Stated exercise – Emit the entire listing verbatim.

╭──

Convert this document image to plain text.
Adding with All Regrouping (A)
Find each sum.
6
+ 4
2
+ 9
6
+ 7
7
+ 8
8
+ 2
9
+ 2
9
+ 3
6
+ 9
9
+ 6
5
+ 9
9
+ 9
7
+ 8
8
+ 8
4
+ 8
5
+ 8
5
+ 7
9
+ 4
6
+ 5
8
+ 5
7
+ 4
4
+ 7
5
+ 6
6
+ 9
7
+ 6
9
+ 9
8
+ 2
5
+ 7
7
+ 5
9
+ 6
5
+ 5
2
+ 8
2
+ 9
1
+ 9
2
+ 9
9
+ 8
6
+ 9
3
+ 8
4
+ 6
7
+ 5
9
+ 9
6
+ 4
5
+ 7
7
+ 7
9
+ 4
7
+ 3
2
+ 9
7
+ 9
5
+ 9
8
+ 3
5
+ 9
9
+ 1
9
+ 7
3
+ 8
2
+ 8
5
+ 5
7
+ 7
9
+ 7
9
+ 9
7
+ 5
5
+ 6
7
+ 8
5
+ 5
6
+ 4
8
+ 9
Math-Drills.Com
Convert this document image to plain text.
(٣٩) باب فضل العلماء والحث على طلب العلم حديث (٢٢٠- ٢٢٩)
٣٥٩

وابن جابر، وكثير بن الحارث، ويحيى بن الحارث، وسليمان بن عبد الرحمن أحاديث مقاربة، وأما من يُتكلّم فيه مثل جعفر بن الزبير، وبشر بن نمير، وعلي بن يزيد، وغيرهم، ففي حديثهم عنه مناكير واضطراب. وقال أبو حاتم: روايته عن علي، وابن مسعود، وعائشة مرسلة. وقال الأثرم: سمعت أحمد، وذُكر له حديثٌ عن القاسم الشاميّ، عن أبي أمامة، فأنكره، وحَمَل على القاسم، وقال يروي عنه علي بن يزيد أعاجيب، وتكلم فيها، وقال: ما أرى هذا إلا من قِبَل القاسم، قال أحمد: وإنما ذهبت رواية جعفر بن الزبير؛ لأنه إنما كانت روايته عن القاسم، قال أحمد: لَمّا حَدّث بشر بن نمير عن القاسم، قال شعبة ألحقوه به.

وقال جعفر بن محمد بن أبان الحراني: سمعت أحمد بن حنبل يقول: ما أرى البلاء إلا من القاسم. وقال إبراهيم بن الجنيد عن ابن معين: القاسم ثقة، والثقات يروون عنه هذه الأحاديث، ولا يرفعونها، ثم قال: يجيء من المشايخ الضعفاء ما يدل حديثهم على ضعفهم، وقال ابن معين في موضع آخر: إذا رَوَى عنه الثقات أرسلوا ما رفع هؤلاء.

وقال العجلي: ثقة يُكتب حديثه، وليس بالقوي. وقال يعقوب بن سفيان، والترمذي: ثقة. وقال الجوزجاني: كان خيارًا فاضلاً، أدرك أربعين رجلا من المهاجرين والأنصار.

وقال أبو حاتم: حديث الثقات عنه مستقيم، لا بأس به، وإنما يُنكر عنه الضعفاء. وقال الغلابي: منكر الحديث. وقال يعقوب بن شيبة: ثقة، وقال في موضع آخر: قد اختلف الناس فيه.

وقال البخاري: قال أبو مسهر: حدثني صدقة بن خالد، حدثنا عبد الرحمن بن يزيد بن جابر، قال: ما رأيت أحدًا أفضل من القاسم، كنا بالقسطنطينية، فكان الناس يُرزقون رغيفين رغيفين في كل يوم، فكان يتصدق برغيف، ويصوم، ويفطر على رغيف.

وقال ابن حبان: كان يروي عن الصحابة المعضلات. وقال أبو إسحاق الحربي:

╰──

The response –
Convert this document image to plain text.
Adding with All Regrouping (A)
Find each sum.
6
+ 4
2
+ 9
6
+ 7
7
+ 8
8
+ 2
9
+ 2
9
+ 3
6
+ 9
9
+ 6
5
+ 9
9
+ 9
7
+ 8
8
+ 8
4
+ 8
5
+ 8
5
+ 7
9
+ 4
6
+ 5
8
+ 5
7
+ 4
4
+ 7
5
+ 6
6
+ 9
7
+ 6
9
+ 9
8
+ 2
5
+ 7
7
+ 5
9
+ 6
5
+ 5
2
+ 8
2
+ 9
1
+ 9
2
+ 9
9
+ 8
6
+ 9
3
+ 8
4
+ 6
7
+ 5
9
+ 9
6
+ 4
5
+ 7
7
+ 7
9
+ 4
7
+ 3
2
+ 9
7
+ 9
5
+ 9
8
+ 3
5
+ 9
9
+ 1
9
+ 7
3
+ 8
2
+ 8
5
+ 5
7
+ 7
9
+ 7
9
+ 9
7
+ 5
5
+ 6
7
+ 8
5
+ 5
6
+ 4
8
+ 9
Math-Drills.Com
Convert this document image to plain text.
(٣٩) باب فضل العلماء والحث على طلب العلم حديث (٢٢٠- ٢٢٩)
٣٥٩

وابن جابر، وكثير بن الحارث، ويحيى بن الحارث، وسليمان بن عبد الرحمن أحاديث مقاربة، وأما من يُتكلّم فيه مثل جعفر بن الزبير، وبشر بن نمير، وعلي بن يزيد، وغيرهم، ففي حديثهم عنه مناكير واضطراب. وقال أبو حاتم: روايته عن علي، وابن مسعود، وعائشة مرسلة. وقال الأثرم: سمعت أحمد، وذُكر له حديثٌ عن القاسم الشاميّ، عن أبي أمامة، فأنكره، وحَمَل على القاسم، وقال يروي عنه علي بن يزيد أعاجيب، وتكلم فيها، وقال: ما أرى هذا إلا من قِبَل القاسم، قال أحمد: وإنما ذهبت رواية جعفر بن الزبير؛ لأنه إنما كانت روايته عن القاسم، قال أحمد: لَمّا حَدّث بشر بن نمير عن القاسم، قال شعبة ألحقوه به.

وقال جعفر بن محمد بن أبان الحراني: سمعت أحمد بن حنبل يقول: ما أرى البلاء إلا من القاسم. وقال إبراهيم بن الجنيد عن ابن معين: القاسم ثقة، والثقات يروون عنه هذه الأحاديث، ولا يرفعونها، ثم قال: يجيء من المشايخ الضعفاء ما يدل حديثهم على ضعفهم، وقال ابن معين في موضع آخر: إذا رَوَى عنه الثقات أرسلوا ما رفع هؤلاء.

وقال العجلي: ثقة يُكتب حديثه، وليس بالقوي. وقال يعقوب بن سفيان، والترمذي: ثقة. وقال الجوزجاني: كان خيارًا فاضلاً، أدرك أربعين رجلا من المهاجرين والأنصار.

وقال أبو حاتم: حديث الثقات عنه مستقيم، لا بأس به، وإنما يُنكر عنه الضعفاء. وقال الغلابي: منكر الحديث. وقال يعقوب بن شيبة: ثقة، وقال في موضع آخر: قد اختلف الناس فيه.

وقال البخاري: قال أبو مسهر: حدثني صدقة بن خالد، حدثنا عبد الرحمن بن يزيد بن جابر، قال: ما رأيت أحدًا أفضل من القاسم، كنا بالقسطنطينية، فكان الناس يُرزقون رغيفين رغيفين في كل يوم، فكان يتصدق برغيف، ويصوم، ويفطر على رغيف.

وقال ابن حبان: كان يروي عن الصحابة المعضلات. وقال أبو إسحاق الحربي:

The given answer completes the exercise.